■ MATERIAL TO PROCESS
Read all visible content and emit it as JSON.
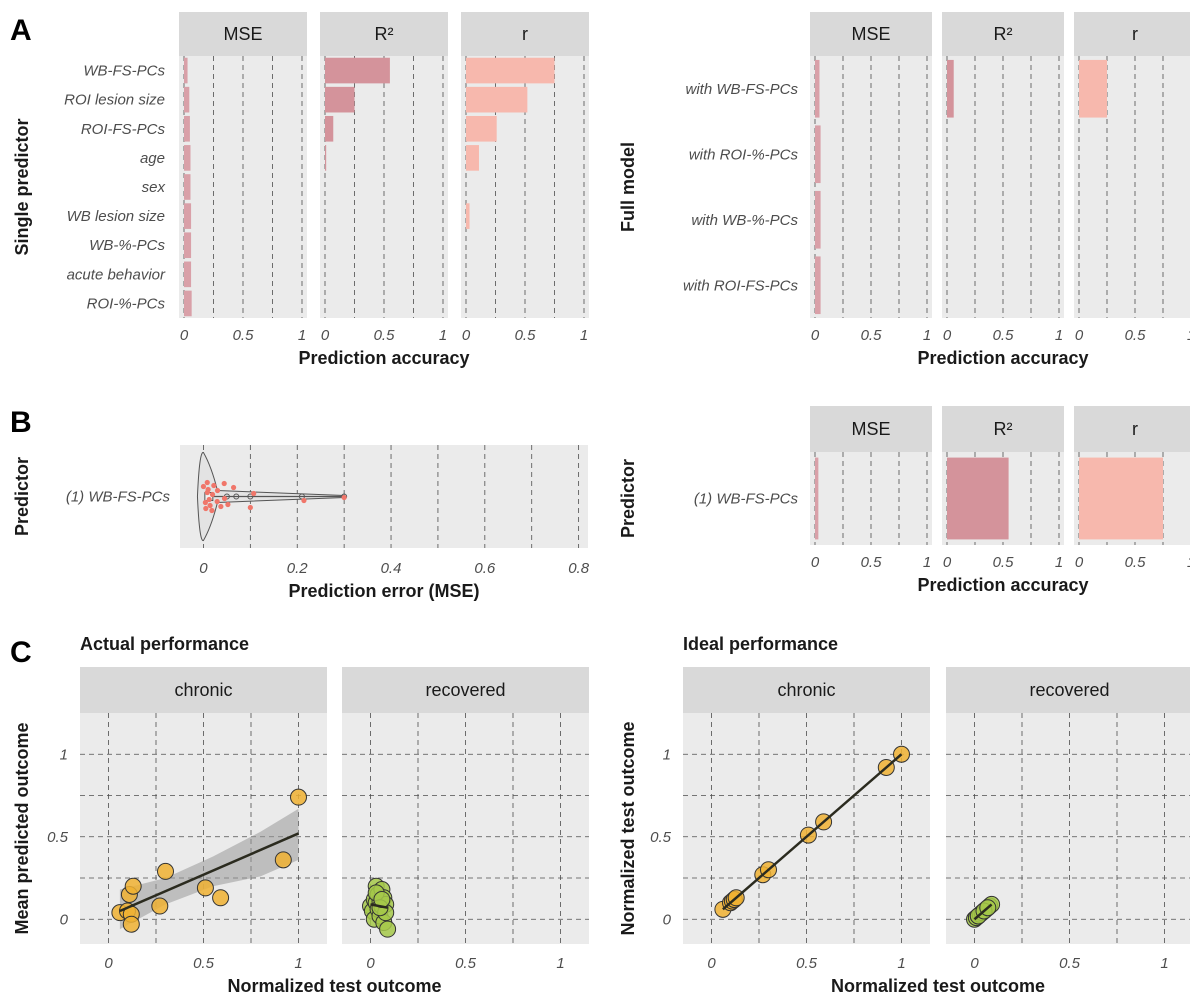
{
  "panels": {
    "A": "A",
    "B": "B",
    "C": "C"
  },
  "chart_data": [
    {
      "id": "A-left",
      "type": "bar",
      "orientation": "horizontal",
      "facets": [
        "MSE",
        "R²",
        "r"
      ],
      "categories": [
        "WB-FS-PCs",
        "ROI lesion size",
        "ROI-FS-PCs",
        "age",
        "sex",
        "WB lesion size",
        "WB-%-PCs",
        "acute behavior",
        "ROI-%-PCs"
      ],
      "series": [
        {
          "facet": "MSE",
          "values": [
            0.03,
            0.045,
            0.05,
            0.055,
            0.055,
            0.06,
            0.06,
            0.06,
            0.065
          ],
          "color": "#d9a0a8"
        },
        {
          "facet": "R²",
          "values": [
            0.55,
            0.25,
            0.07,
            0.01,
            0,
            0,
            0,
            0,
            0
          ],
          "color": "#d4939b"
        },
        {
          "facet": "r",
          "values": [
            0.75,
            0.52,
            0.26,
            0.11,
            0,
            0.03,
            0,
            0,
            0
          ],
          "color": "#f7b8ad"
        }
      ],
      "xlabel": "Prediction accuracy",
      "ylabel": "Single predictor",
      "xlim": [
        0,
        1
      ],
      "xticks": [
        "0",
        "0.5",
        "1"
      ]
    },
    {
      "id": "A-right",
      "type": "bar",
      "orientation": "horizontal",
      "facets": [
        "MSE",
        "R²",
        "r"
      ],
      "categories": [
        "with WB-FS-PCs",
        "with ROI-%-PCs",
        "with WB-%-PCs",
        "with ROI-FS-PCs"
      ],
      "series": [
        {
          "facet": "MSE",
          "values": [
            0.04,
            0.05,
            0.05,
            0.05
          ],
          "color": "#d9a0a8"
        },
        {
          "facet": "R²",
          "values": [
            0.06,
            0,
            0,
            0
          ],
          "color": "#d4939b"
        },
        {
          "facet": "r",
          "values": [
            0.25,
            0,
            0,
            0
          ],
          "color": "#f7b8ad"
        }
      ],
      "xlabel": "Prediction accuracy",
      "ylabel": "Full model",
      "xlim": [
        0,
        1
      ],
      "xticks": [
        "0",
        "0.5",
        "1"
      ]
    },
    {
      "id": "B-left",
      "type": "scatter",
      "subtype": "violin-boxplot-jitter",
      "categories": [
        "(1) WB-FS-PCs"
      ],
      "points": [
        0,
        0.002,
        0.004,
        0.005,
        0.006,
        0.008,
        0.01,
        0.012,
        0.015,
        0.018,
        0.02,
        0.025,
        0.03,
        0.035,
        0.04,
        0.045,
        0.05,
        0.06,
        0.1,
        0.105,
        0.21,
        0.3
      ],
      "xlabel": "Prediction error (MSE)",
      "ylabel": "Predictor",
      "xlim": [
        -0.05,
        0.82
      ],
      "xticks": [
        "0",
        "0.2",
        "0.4",
        "0.6",
        "0.8"
      ]
    },
    {
      "id": "B-right",
      "type": "bar",
      "orientation": "horizontal",
      "facets": [
        "MSE",
        "R²",
        "r"
      ],
      "categories": [
        "(1) WB-FS-PCs"
      ],
      "series": [
        {
          "facet": "MSE",
          "values": [
            0.03
          ],
          "color": "#d9a0a8"
        },
        {
          "facet": "R²",
          "values": [
            0.55
          ],
          "color": "#d4939b"
        },
        {
          "facet": "r",
          "values": [
            0.75
          ],
          "color": "#f7b8ad"
        }
      ],
      "xlabel": "Prediction accuracy",
      "ylabel": "Predictor",
      "xlim": [
        0,
        1
      ],
      "xticks": [
        "0",
        "0.5",
        "1"
      ]
    },
    {
      "id": "C-left",
      "type": "scatter",
      "title": "Actual performance",
      "facets": [
        "chronic",
        "recovered"
      ],
      "xlabel": "Normalized test outcome",
      "ylabel": "Mean predicted outcome",
      "xlim": [
        -0.15,
        1.15
      ],
      "ylim": [
        -0.15,
        1.25
      ],
      "xticks": [
        "0",
        "0.5",
        "1"
      ],
      "yticks": [
        "0",
        "0.5",
        "1"
      ],
      "chronic": {
        "x": [
          0.06,
          0.1,
          0.11,
          0.12,
          0.12,
          0.13,
          0.27,
          0.3,
          0.51,
          0.59,
          0.92,
          1.0
        ],
        "y": [
          0.04,
          0.05,
          0.15,
          0.03,
          -0.03,
          0.2,
          0.08,
          0.29,
          0.19,
          0.13,
          0.36,
          0.74
        ],
        "color": "#f0b232",
        "fit": {
          "x": [
            0.06,
            1.0
          ],
          "y": [
            0.05,
            0.52
          ]
        }
      },
      "recovered": {
        "x": [
          0.0,
          0.01,
          0.02,
          0.02,
          0.03,
          0.03,
          0.04,
          0.04,
          0.05,
          0.05,
          0.06,
          0.06,
          0.07,
          0.07,
          0.08,
          0.08,
          0.09,
          0.03,
          0.05,
          0.06
        ],
        "y": [
          0.08,
          0.05,
          0.12,
          0.0,
          0.2,
          0.1,
          0.06,
          0.15,
          0.02,
          0.11,
          0.18,
          0.08,
          0.13,
          -0.02,
          0.09,
          0.04,
          -0.06,
          0.16,
          0.07,
          0.12
        ],
        "color": "#a6c94a",
        "fit": {
          "x": [
            0.0,
            0.09
          ],
          "y": [
            0.09,
            0.07
          ]
        }
      }
    },
    {
      "id": "C-right",
      "type": "scatter",
      "title": "Ideal performance",
      "facets": [
        "chronic",
        "recovered"
      ],
      "xlabel": "Normalized test outcome",
      "ylabel": "Normalized test outcome",
      "xlim": [
        -0.15,
        1.15
      ],
      "ylim": [
        -0.15,
        1.25
      ],
      "xticks": [
        "0",
        "0.5",
        "1"
      ],
      "yticks": [
        "0",
        "0.5",
        "1"
      ],
      "chronic": {
        "x": [
          0.06,
          0.1,
          0.11,
          0.12,
          0.12,
          0.13,
          0.27,
          0.3,
          0.51,
          0.59,
          0.92,
          1.0
        ],
        "y": [
          0.06,
          0.1,
          0.11,
          0.12,
          0.12,
          0.13,
          0.27,
          0.3,
          0.51,
          0.59,
          0.92,
          1.0
        ],
        "color": "#f0b232",
        "fit": {
          "x": [
            0.06,
            1.0
          ],
          "y": [
            0.06,
            1.0
          ]
        }
      },
      "recovered": {
        "x": [
          0.0,
          0.01,
          0.02,
          0.03,
          0.04,
          0.05,
          0.06,
          0.07,
          0.08,
          0.09,
          0.02,
          0.05,
          0.07
        ],
        "y": [
          0.0,
          0.01,
          0.02,
          0.03,
          0.04,
          0.05,
          0.06,
          0.07,
          0.08,
          0.09,
          0.02,
          0.05,
          0.07
        ],
        "color": "#a6c94a",
        "fit": {
          "x": [
            0.0,
            0.09
          ],
          "y": [
            0.0,
            0.09
          ]
        }
      }
    }
  ]
}
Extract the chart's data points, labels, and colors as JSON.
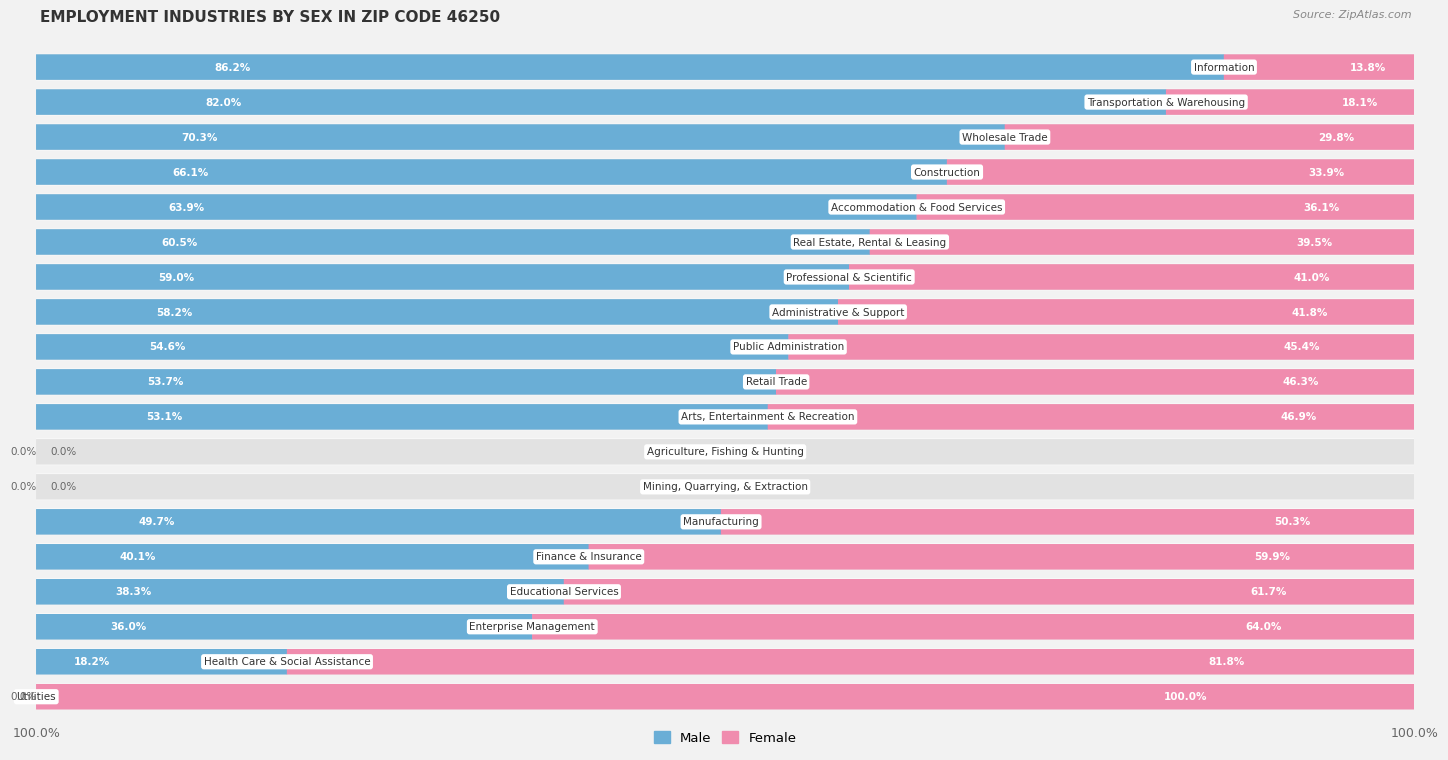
{
  "title": "EMPLOYMENT INDUSTRIES BY SEX IN ZIP CODE 46250",
  "source": "Source: ZipAtlas.com",
  "categories": [
    "Information",
    "Transportation & Warehousing",
    "Wholesale Trade",
    "Construction",
    "Accommodation & Food Services",
    "Real Estate, Rental & Leasing",
    "Professional & Scientific",
    "Administrative & Support",
    "Public Administration",
    "Retail Trade",
    "Arts, Entertainment & Recreation",
    "Agriculture, Fishing & Hunting",
    "Mining, Quarrying, & Extraction",
    "Manufacturing",
    "Finance & Insurance",
    "Educational Services",
    "Enterprise Management",
    "Health Care & Social Assistance",
    "Utilities"
  ],
  "male": [
    86.2,
    82.0,
    70.3,
    66.1,
    63.9,
    60.5,
    59.0,
    58.2,
    54.6,
    53.7,
    53.1,
    0.0,
    0.0,
    49.7,
    40.1,
    38.3,
    36.0,
    18.2,
    0.0
  ],
  "female": [
    13.8,
    18.1,
    29.8,
    33.9,
    36.1,
    39.5,
    41.0,
    41.8,
    45.4,
    46.3,
    46.9,
    0.0,
    0.0,
    50.3,
    59.9,
    61.7,
    64.0,
    81.8,
    100.0
  ],
  "male_color": "#6aaed6",
  "female_color": "#f08cae",
  "bg_color": "#f2f2f2",
  "bar_bg_color": "#e2e2e2",
  "row_bg_color": "#e8e8e8",
  "label_bg_color": "#ffffff"
}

■ PROBLEM TO SOLVE
Of all the lines in the entries, how many contain the word "performance"? Give only the number.

■ OUTPUT OF THE EXERCISE
2